Task description:
Locate the lines where "Habibi" occurs and copy them as they stand.

Source records:
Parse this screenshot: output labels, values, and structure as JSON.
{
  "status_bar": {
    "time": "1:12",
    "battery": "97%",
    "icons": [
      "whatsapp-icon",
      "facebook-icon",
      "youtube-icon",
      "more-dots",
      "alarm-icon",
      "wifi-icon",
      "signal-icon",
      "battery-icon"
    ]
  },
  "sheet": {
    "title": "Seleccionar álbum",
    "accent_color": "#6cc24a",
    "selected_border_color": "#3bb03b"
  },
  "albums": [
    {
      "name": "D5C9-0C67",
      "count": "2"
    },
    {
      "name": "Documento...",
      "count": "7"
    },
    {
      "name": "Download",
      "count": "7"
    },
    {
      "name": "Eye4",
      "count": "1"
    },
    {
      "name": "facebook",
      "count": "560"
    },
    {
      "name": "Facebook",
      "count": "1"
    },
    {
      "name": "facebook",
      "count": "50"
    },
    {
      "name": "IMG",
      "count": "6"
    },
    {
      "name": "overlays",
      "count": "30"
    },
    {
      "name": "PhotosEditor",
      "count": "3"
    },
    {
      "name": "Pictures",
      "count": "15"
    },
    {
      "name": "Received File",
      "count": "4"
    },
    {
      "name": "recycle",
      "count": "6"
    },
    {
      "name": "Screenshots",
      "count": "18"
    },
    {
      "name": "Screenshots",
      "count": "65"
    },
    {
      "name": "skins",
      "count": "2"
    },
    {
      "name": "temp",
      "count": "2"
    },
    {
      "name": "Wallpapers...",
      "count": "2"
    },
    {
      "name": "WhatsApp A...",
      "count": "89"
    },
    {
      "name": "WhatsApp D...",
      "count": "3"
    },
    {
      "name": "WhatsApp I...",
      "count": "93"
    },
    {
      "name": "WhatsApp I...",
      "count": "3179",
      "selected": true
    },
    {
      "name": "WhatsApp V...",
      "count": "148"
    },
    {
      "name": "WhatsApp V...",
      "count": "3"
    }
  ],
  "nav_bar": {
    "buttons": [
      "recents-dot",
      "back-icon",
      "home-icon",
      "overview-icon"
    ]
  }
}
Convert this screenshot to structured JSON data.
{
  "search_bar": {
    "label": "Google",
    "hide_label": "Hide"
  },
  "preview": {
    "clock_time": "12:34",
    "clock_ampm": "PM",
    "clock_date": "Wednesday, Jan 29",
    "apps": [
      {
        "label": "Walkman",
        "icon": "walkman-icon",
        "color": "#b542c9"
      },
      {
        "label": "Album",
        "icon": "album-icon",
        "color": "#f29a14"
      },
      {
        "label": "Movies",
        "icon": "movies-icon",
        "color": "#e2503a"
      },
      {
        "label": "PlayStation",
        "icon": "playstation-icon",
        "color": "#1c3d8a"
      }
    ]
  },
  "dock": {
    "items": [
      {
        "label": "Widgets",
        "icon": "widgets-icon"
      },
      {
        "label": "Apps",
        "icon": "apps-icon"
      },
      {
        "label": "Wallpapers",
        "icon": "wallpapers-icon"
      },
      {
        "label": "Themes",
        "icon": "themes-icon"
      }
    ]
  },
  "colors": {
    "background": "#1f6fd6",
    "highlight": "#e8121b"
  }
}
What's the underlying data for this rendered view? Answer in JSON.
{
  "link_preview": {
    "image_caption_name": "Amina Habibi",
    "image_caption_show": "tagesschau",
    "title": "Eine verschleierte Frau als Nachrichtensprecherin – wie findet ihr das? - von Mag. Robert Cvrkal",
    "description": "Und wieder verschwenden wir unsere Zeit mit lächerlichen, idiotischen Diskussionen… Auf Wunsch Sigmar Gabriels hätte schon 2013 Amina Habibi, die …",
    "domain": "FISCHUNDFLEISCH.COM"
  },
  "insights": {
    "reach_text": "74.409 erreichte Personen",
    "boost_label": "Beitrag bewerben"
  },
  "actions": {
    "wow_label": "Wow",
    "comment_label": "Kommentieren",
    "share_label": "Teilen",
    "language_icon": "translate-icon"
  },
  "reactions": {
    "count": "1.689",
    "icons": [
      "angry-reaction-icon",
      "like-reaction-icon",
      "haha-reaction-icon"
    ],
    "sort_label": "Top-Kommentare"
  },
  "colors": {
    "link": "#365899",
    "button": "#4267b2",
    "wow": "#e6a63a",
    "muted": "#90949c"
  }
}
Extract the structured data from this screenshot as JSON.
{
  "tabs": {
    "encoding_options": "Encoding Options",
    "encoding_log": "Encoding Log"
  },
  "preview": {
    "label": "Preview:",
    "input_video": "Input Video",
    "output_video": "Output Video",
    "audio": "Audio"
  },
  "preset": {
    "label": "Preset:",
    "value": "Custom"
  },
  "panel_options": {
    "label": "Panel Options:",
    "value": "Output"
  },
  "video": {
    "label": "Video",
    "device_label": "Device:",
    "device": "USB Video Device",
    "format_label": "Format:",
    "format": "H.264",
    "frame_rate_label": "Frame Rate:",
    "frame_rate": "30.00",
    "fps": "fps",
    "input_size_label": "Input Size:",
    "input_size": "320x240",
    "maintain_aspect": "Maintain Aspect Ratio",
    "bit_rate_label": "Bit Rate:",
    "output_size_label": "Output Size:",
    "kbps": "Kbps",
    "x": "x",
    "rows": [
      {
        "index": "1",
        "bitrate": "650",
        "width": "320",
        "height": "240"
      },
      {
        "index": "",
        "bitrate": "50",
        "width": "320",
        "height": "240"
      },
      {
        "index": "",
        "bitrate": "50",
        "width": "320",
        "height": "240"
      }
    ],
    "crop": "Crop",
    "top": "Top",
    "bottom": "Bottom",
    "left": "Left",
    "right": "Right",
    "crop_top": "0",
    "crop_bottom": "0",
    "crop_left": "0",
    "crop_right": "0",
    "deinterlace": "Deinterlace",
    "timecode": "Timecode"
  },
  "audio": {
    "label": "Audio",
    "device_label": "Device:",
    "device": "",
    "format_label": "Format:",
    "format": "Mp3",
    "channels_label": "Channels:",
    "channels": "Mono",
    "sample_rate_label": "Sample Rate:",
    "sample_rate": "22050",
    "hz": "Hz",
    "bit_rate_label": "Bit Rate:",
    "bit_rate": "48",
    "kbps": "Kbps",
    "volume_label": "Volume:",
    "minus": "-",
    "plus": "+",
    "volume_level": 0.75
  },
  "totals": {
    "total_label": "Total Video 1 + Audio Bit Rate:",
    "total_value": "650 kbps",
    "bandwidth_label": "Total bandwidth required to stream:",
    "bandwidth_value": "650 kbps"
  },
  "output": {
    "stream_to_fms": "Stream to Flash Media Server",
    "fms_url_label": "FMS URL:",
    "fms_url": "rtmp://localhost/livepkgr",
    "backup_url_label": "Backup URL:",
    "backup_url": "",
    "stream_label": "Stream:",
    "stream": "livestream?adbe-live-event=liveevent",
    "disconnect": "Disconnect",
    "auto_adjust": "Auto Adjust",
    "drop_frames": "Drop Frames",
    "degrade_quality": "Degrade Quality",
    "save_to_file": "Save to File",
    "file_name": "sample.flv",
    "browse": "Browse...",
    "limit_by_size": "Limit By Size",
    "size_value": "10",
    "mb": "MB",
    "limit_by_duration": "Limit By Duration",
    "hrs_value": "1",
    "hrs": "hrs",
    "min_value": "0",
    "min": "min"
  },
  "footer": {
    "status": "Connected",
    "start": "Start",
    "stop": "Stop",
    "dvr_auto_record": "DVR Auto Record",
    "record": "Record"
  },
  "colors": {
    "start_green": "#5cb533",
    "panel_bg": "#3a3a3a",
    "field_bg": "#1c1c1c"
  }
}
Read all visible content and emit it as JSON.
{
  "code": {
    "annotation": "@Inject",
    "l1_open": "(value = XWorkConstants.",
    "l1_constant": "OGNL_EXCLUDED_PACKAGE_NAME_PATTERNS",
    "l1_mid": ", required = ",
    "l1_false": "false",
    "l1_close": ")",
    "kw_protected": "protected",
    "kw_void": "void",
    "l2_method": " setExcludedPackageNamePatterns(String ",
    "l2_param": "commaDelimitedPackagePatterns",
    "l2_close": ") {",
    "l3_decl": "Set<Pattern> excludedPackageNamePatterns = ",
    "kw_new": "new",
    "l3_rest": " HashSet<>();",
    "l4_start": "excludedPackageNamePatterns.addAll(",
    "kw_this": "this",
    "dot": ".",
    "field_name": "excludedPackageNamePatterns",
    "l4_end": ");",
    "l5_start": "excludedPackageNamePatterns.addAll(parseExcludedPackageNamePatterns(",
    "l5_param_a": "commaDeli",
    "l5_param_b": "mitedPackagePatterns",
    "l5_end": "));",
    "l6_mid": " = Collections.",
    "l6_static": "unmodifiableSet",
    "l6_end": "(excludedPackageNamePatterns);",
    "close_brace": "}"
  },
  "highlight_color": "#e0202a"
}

Answer below:
    "image_caption_name": "Amina Habibi",
    "description": "Und wieder verschwenden wir unsere Zeit mit lächerlichen, idiotischen Diskussionen… Auf Wunsch Sigmar Gabriels hätte schon 2013 Amina Habibi, die …",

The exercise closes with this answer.